# [The request]
Return a copy of every line in the records that includes the word "text".

-*-*-

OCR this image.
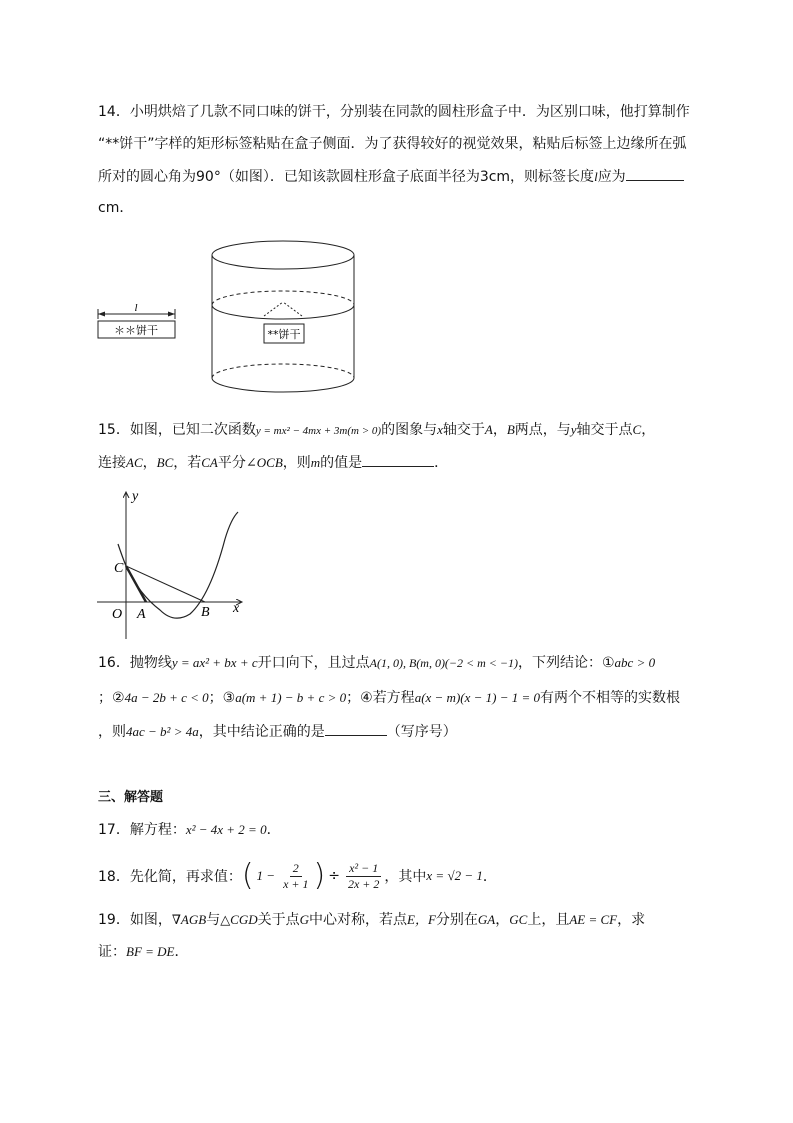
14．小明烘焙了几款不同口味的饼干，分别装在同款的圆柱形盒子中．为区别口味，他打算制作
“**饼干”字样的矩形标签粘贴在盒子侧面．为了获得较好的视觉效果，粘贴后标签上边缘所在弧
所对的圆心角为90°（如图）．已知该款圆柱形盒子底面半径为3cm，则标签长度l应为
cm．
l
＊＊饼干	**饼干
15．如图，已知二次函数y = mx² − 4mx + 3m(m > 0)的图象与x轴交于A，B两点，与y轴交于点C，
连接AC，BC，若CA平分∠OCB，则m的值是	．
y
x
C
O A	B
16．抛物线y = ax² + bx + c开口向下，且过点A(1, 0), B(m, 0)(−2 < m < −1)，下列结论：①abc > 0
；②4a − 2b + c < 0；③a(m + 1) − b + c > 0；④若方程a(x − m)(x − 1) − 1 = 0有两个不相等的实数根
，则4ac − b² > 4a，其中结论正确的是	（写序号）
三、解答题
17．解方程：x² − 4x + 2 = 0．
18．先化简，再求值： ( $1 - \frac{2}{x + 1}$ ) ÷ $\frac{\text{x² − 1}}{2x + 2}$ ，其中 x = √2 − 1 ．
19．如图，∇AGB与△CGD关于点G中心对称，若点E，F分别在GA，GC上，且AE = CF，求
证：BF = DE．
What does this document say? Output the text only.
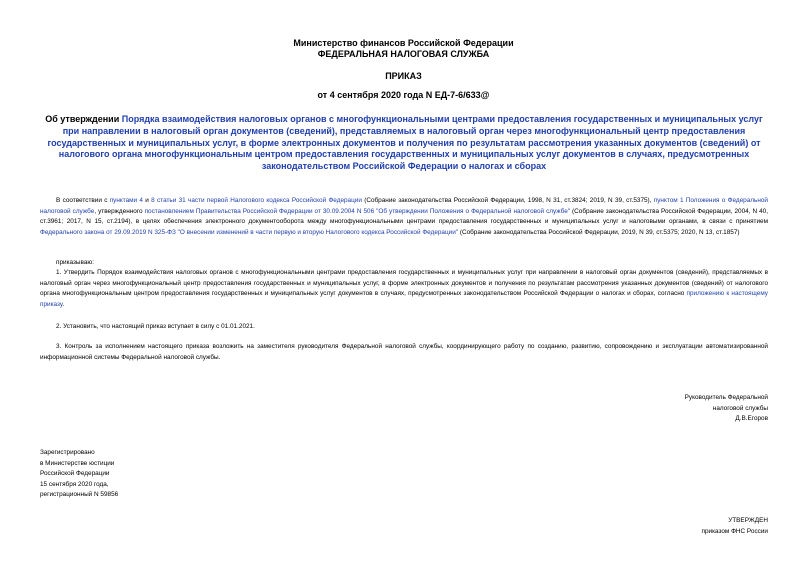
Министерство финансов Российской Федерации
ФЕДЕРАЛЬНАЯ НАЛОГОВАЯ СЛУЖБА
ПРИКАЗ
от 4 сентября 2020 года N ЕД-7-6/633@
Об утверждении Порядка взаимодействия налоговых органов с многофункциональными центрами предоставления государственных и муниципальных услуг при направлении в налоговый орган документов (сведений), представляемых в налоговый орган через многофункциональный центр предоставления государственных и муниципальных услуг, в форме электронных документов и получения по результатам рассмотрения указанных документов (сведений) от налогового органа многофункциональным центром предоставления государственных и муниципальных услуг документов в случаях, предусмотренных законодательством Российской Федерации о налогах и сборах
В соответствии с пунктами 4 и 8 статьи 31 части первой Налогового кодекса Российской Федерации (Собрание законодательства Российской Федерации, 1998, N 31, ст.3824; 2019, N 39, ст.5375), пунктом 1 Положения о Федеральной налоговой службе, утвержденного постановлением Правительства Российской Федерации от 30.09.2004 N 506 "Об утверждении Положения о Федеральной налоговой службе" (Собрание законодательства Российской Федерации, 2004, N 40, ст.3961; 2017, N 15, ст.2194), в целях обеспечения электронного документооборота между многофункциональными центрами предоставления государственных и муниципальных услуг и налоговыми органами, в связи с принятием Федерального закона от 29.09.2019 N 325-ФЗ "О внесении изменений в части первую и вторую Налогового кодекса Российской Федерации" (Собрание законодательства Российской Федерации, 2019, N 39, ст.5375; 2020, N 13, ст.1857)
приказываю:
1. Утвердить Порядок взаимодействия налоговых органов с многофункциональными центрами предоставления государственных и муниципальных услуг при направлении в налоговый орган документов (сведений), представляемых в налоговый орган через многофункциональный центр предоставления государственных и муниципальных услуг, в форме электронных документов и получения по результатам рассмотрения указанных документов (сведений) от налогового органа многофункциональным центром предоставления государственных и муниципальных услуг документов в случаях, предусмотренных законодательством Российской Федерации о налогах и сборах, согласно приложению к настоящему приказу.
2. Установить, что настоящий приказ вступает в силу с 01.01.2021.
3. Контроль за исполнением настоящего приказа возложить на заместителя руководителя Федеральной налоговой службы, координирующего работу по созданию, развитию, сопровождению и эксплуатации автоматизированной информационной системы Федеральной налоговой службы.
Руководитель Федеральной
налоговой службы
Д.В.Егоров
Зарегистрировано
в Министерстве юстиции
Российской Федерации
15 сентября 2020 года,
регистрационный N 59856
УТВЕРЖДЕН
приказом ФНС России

-*-*-

# [Completed exercise]
18．先化简，再求值： ( $1 - \frac{2}{x + 1}$ ) ÷ $\frac{\text{x² − 1}}{2x + 2}$ ，其中 x = √2 − 1 ．
What does this document say? Output the text only.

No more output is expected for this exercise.